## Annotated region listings
——————————

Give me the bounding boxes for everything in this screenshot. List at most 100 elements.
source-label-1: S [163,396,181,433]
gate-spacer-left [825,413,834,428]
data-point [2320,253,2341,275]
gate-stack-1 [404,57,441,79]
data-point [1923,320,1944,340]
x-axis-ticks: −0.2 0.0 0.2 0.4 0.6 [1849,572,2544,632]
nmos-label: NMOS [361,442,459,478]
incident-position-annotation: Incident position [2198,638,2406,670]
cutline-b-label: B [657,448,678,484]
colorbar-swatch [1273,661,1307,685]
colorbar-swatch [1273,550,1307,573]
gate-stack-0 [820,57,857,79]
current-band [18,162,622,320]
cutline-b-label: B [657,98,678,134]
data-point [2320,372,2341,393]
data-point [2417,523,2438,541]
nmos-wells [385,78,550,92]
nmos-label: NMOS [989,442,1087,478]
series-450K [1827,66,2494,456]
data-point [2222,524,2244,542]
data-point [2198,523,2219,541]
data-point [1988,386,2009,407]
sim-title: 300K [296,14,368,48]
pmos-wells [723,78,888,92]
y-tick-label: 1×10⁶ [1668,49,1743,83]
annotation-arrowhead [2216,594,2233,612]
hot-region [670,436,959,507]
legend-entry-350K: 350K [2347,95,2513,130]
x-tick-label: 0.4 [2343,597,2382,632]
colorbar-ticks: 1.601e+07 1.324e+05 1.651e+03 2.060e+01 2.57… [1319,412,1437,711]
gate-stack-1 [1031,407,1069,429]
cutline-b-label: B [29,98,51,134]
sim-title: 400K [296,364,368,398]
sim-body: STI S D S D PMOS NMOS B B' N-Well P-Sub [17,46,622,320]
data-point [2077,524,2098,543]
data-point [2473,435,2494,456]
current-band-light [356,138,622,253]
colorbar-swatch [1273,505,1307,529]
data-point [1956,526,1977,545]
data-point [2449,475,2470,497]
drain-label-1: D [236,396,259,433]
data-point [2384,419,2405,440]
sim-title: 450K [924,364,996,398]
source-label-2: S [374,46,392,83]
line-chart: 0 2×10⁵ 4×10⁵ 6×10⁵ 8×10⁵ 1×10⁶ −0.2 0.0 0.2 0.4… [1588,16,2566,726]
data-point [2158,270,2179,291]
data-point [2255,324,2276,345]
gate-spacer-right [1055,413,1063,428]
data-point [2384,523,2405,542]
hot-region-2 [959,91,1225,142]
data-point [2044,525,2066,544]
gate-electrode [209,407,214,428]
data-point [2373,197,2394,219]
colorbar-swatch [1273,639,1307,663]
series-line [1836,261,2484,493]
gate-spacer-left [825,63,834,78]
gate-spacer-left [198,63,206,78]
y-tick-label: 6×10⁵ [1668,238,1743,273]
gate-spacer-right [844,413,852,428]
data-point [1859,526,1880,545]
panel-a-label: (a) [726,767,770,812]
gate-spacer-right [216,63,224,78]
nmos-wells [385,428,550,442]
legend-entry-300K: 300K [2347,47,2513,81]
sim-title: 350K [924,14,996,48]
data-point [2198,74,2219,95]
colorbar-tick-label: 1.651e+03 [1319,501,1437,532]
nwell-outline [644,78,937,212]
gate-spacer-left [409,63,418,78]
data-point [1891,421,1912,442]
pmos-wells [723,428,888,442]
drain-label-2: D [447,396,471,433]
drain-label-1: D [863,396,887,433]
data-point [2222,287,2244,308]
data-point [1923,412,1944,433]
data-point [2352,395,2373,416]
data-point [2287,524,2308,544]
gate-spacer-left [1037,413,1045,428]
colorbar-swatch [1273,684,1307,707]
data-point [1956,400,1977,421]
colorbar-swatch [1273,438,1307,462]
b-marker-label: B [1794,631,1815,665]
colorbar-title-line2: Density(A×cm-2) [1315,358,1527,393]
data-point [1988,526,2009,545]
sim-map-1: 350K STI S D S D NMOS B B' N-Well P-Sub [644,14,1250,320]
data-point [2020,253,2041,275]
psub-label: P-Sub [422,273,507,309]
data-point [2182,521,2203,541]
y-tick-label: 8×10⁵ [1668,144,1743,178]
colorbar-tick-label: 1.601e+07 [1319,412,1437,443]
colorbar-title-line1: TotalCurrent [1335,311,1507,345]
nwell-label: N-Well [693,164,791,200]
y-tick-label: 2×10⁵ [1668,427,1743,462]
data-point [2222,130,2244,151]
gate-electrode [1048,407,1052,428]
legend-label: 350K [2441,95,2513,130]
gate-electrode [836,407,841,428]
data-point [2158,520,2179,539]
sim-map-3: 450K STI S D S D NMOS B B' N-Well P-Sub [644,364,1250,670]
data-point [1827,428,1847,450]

——————————

## The task
Rewrite the data above, changing every "colorbar-swatch" to "scale-swatch" and keeping everything else as it is.

## Worked solution
Give me the bounding boxes for everything in this screenshot. List at most 100 elements.
source-label-1: S [163,396,181,433]
gate-spacer-left [825,413,834,428]
data-point [2320,253,2341,275]
gate-stack-1 [404,57,441,79]
data-point [1923,320,1944,340]
x-axis-ticks: −0.2 0.0 0.2 0.4 0.6 [1849,572,2544,632]
nmos-label: NMOS [361,442,459,478]
incident-position-annotation: Incident position [2198,638,2406,670]
cutline-b-label: B [657,448,678,484]
scale-swatch [1273,661,1307,685]
scale-swatch [1273,550,1307,573]
gate-stack-0 [820,57,857,79]
current-band [18,162,622,320]
cutline-b-label: B [657,98,678,134]
data-point [2320,372,2341,393]
data-point [2417,523,2438,541]
nmos-wells [385,78,550,92]
nmos-label: NMOS [989,442,1087,478]
series-450K [1827,66,2494,456]
data-point [2222,524,2244,542]
data-point [2198,523,2219,541]
data-point [1988,386,2009,407]
sim-title: 300K [296,14,368,48]
pmos-wells [723,78,888,92]
y-tick-label: 1×10⁶ [1668,49,1743,83]
annotation-arrowhead [2216,594,2233,612]
hot-region [670,436,959,507]
legend-entry-350K: 350K [2347,95,2513,130]
x-tick-label: 0.4 [2343,597,2382,632]
colorbar-ticks: 1.601e+07 1.324e+05 1.651e+03 2.060e+01 2.57… [1319,412,1437,711]
gate-stack-1 [1031,407,1069,429]
cutline-b-label: B [29,98,51,134]
sim-title: 400K [296,364,368,398]
sim-body: STI S D S D PMOS NMOS B B' N-Well P-Sub [17,46,622,320]
data-point [2077,524,2098,543]
data-point [2473,435,2494,456]
current-band-light [356,138,622,253]
scale-swatch [1273,505,1307,529]
data-point [1956,526,1977,545]
data-point [2449,475,2470,497]
drain-label-1: D [236,396,259,433]
data-point [2384,419,2405,440]
sim-title: 450K [924,364,996,398]
source-label-2: S [374,46,392,83]
line-chart: 0 2×10⁵ 4×10⁵ 6×10⁵ 8×10⁵ 1×10⁶ −0.2 0.0 0.2 0.4… [1588,16,2566,726]
data-point [2158,270,2179,291]
data-point [2255,324,2276,345]
gate-spacer-right [1055,413,1063,428]
data-point [2384,523,2405,542]
hot-region-2 [959,91,1225,142]
data-point [2044,525,2066,544]
gate-electrode [209,407,214,428]
data-point [2373,197,2394,219]
scale-swatch [1273,639,1307,663]
series-line [1836,261,2484,493]
gate-spacer-left [825,63,834,78]
gate-spacer-left [198,63,206,78]
y-tick-label: 6×10⁵ [1668,238,1743,273]
gate-spacer-right [844,413,852,428]
data-point [1859,526,1880,545]
panel-a-label: (a) [726,767,770,812]
gate-spacer-right [216,63,224,78]
nmos-wells [385,428,550,442]
legend-entry-300K: 300K [2347,47,2513,81]
sim-title: 350K [924,14,996,48]
data-point [2198,74,2219,95]
colorbar-tick-label: 1.651e+03 [1319,501,1437,532]
nwell-outline [644,78,937,212]
gate-spacer-left [409,63,418,78]
data-point [1891,421,1912,442]
pmos-wells [723,428,888,442]
drain-label-2: D [447,396,471,433]
drain-label-1: D [863,396,887,433]
data-point [2222,287,2244,308]
data-point [1923,412,1944,433]
data-point [2352,395,2373,416]
data-point [2287,524,2308,544]
gate-spacer-left [1037,413,1045,428]
scale-swatch [1273,684,1307,707]
data-point [1956,400,1977,421]
scale-swatch [1273,438,1307,462]
b-marker-label: B [1794,631,1815,665]
colorbar-title-line2: Density(A×cm-2) [1315,358,1527,393]
data-point [1988,526,2009,545]
sim-map-1: 350K STI S D S D NMOS B B' N-Well P-Sub [644,14,1250,320]
data-point [2020,253,2041,275]
psub-label: P-Sub [422,273,507,309]
data-point [2182,521,2203,541]
y-tick-label: 8×10⁵ [1668,144,1743,178]
colorbar-tick-label: 1.601e+07 [1319,412,1437,443]
colorbar-title-line1: TotalCurrent [1335,311,1507,345]
nwell-label: N-Well [693,164,791,200]
y-tick-label: 2×10⁵ [1668,427,1743,462]
data-point [2222,130,2244,151]
gate-electrode [1048,407,1052,428]
legend-label: 350K [2441,95,2513,130]
gate-electrode [836,407,841,428]
data-point [2158,520,2179,539]
sim-map-3: 450K STI S D S D NMOS B B' N-Well P-Sub [644,364,1250,670]
data-point [1827,428,1847,450]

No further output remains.